──────── Supplied text

Description

This step determines the mean count rate, in units of counts per second, for each pixel by performing a linear fit to the data in the input file. The fit is done using the “ordinary least squares” method. The fit is performed independently for each pixel.

The count rate for each pixel is determined by a linear fit to the cosmic-ray-free and saturation-free ramp intervals for each pixel; hereafter this interval will be referred to as a “segment.” The fitting algorithm uses an ‘optimal’ weighting scheme, as described by Fixsen et al. (2011).

Segments are determined using the 4-D GROUPDQ array of the input data set, under the assumption that the jump step will have already flagged CR’s. Segments are terminated where saturation flags are found. Pixels are processed simultaneously in blocks using the array-based functionality of numpy. The size of the block depends on the image size and the number of groups.

Output Products

There are two output products created by default, with a third optional product also available:

  1. The primary output file (“rate”) contains slope and variance/error estimates for each pixel that are the result of averaging over all integrations in the exposure. This is a product with 2-D data arrays.

  2. The secondary product (“rateints”) contains slope and variance/error estimates for each pixel on a per-integration basis, stored as 3-D data cubes.

  3. The third, optional, output product contains detailed fit information for every ramp segment for each pixel.

RATE Product

After computing the slopes and variances for all segments for a given pixel, the final slope is determined as a weighted average from all segments in all integrations, and is written to the “rate” output product. In this output product, the 4-D GROUPDQ from all integrations is collapsed into 2-D, merged (using a bitwise OR) with the input 2-D PIXELDQ, and stored as a 2-D DQ array. The 3-D VAR_POISSON and VAR_RNOISE arrays from all integrations are averaged into corresponding 2-D output arrays. In cases where the median rate for a pixel is negative, the VAR_POISSON is set to zero, in order to avoid the unphysical situation of having a negative variance.

────────────────

## Problems:
- a) Reproduce word for word the part of the ramp-fitting text that opens with the words containing "Description" and closes with "independently for each pixel.".
- b) Resume the ramp-fitting text after its last sentence and carry it forward.
The material after this point has no connection to the ramp-fitting text.

──────── Stored data

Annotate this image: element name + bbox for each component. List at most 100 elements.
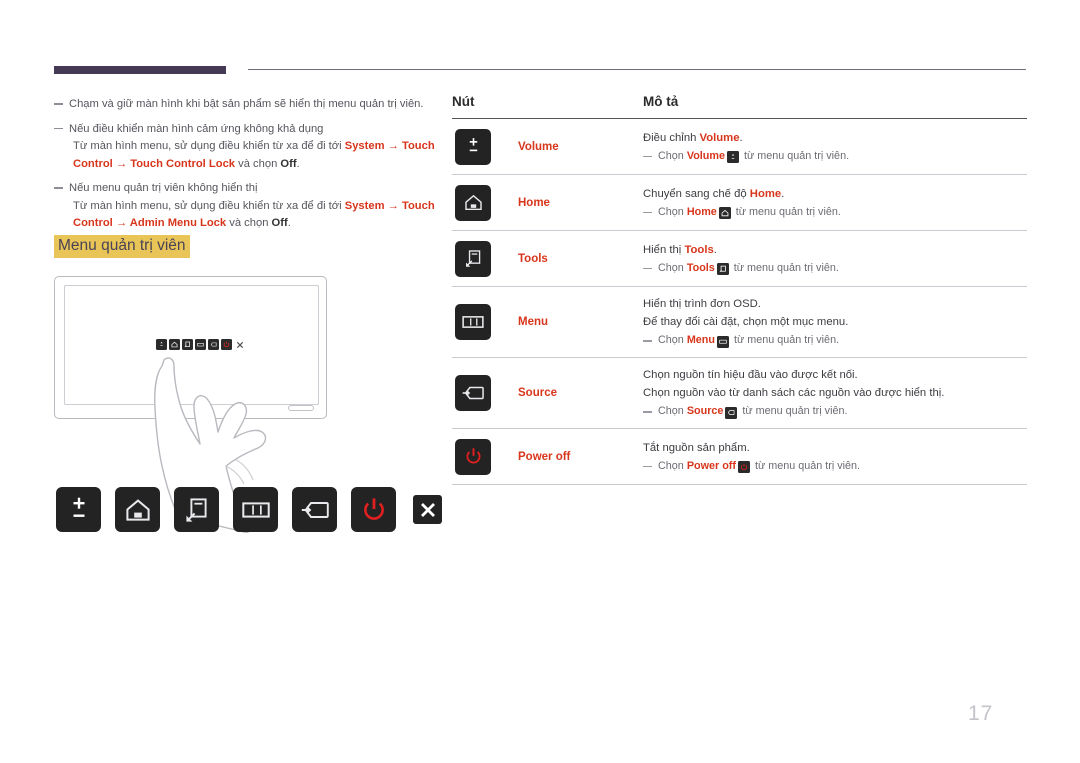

────────────────

## Answers to the problems:
- a)
Description

This step determines the mean count rate, in units of counts per second, for each pixel by performing a linear fit to the data in the input file. The fit is done using the “ordinary least squares” method. The fit is performed independently for each pixel.

- b)
RATEINTS Product

The slope images for each integration are stored as a data cube in “rateints” output data product. Each plane of the 3-D SCI, ERR, DQ, VAR_POISSON, and VAR_RNOISE arrays in this product corresponds to the result for a given integration. In this output product, the GROUPDQ data for a given integration is collapsed into 2-D and then merged with the input 2-D PIXELDQ array to create the output DQ array for each integration. The 3-D VAR_POISSON and VAR_RNOISE arrays are calculated by averaging over the fit segments in the corresponding 4-D variance arrays.

FITOPT Product

A third, optional output product is also available and is produced only when the step parameter save_opt is True (the default is False). This optional product contains 4-D arrays called SLOPE, SIGSLOPE, YINT, SIGYINT, WEIGHTS, VAR_POISSON, and VAR_RNOISE, which contain the slopes, uncertainties in the slopes, y-intercept, uncertainty in the y-intercept, fitting weights, variance of the slope due to poisson noise, and the variance of the slope due to read noise for each segment of each pixel, respectively. The y-intercept refers to the result of the fit at an effective exposure time of zero. This product also contains a 3-D array called PEDESTAL, which gives the signal at zero exposure time for each pixel, and the 4-D CRMAG array, which contains the magnitude of each group that was flagged as having a CR hit.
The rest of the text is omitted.